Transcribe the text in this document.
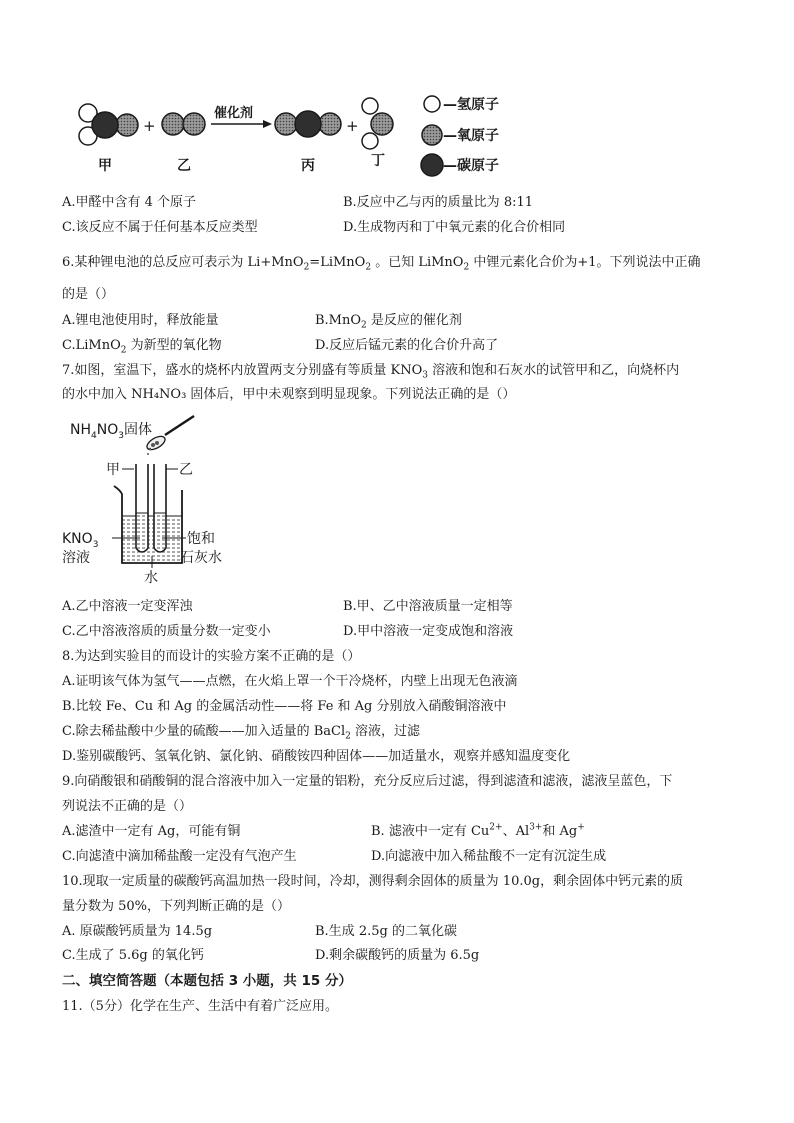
+
催化剂
+
甲	乙	丙	丁
—氢原子
—氧原子
—碳原子
A.甲醛中含有 4 个原子	B.反应中乙与丙的质量比为 8:11
C.该反应不属于任何基本反应类型	D.生成物丙和丁中氧元素的化合价相同
6.某种锂电池的总反应可表示为 Li+MnO$_2$=LiMnO$_2$ 。已知 LiMnO$_2$ 中锂元素化合价为+1。下列说法中正确
的是（）
A.锂电池使用时，释放能量	B.MnO$_2$ 是反应的催化剂
C.LiMnO$_2$ 为新型的氧化物	D.反应后锰元素的化合价升高了
7.如图，室温下，盛水的烧杯内放置两支分别盛有等质量 $KNO_3$ 溶液和饱和石灰水的试管甲和乙，向烧杯内
的水中加入 NH₄NO₃ 固体后，甲中未观察到明显现象。下列说法正确的是（）
$NH_4NO_3$固体
甲	乙
$KNO_3$
溶液
饱和
石灰水
水
A.乙中溶液一定变浑浊	B.甲、乙中溶液质量一定相等
C.乙中溶液溶质的质量分数一定变小	D.甲中溶液一定变成饱和溶液
8.为达到实验目的而设计的实验方案不正确的是（）
A.证明该气体为氢气——点燃，在火焰上罩一个干冷烧杯，内壁上出现无色液滴
B.比较 Fe、Cu 和 Ag 的金属活动性——将 Fe 和 Ag 分别放入硝酸铜溶液中
C.除去稀盐酸中少量的硫酸——加入适量的 BaCl$_2$ 溶液，过滤
D.鉴别碳酸钙、氢氧化钠、氯化钠、硝酸铵四种固体——加适量水，观察并感知温度变化
9.向硝酸银和硝酸铜的混合溶液中加入一定量的铝粉，充分反应后过滤，得到滤渣和滤液，滤液呈蓝色，下
列说法不正确的是（）
A.滤渣中一定有 Ag，可能有铜	B. 滤液中一定有 $Cu^{2+}$、$Al^{3+}$和 Ag+
C.向滤渣中滴加稀盐酸一定没有气泡产生	D.向滤液中加入稀盐酸不一定有沉淀生成
10.现取一定质量的碳酸钙高温加热一段时间，冷却，测得剩余固体的质量为 10.0g，剩余固体中钙元素的质
量分数为 50%，下列判断正确的是（）
A. 原碳酸钙质量为 14.5g	B.生成 2.5g 的二氧化碳
C.生成了 5.6g 的氧化钙	D.剩余碳酸钙的质量为 6.5g
二、填空简答题（本题包括 3 小题，共 15 分）
11.（5分）化学在生产、生活中有着广泛应用。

=-=-=-=-=

> _WHAT IS NEEDED_:
Look through the lines above and collect those with the word "LiMnO".

> _TASK SOLUTION_:
6.某种锂电池的总反应可表示为 Li+MnO$_2$=LiMnO$_2$ 。已知 LiMnO$_2$ 中锂元素化合价为+1。下列说法中正确
C.LiMnO$_2$ 为新型的氧化物	D.反应后锰元素的化合价升高了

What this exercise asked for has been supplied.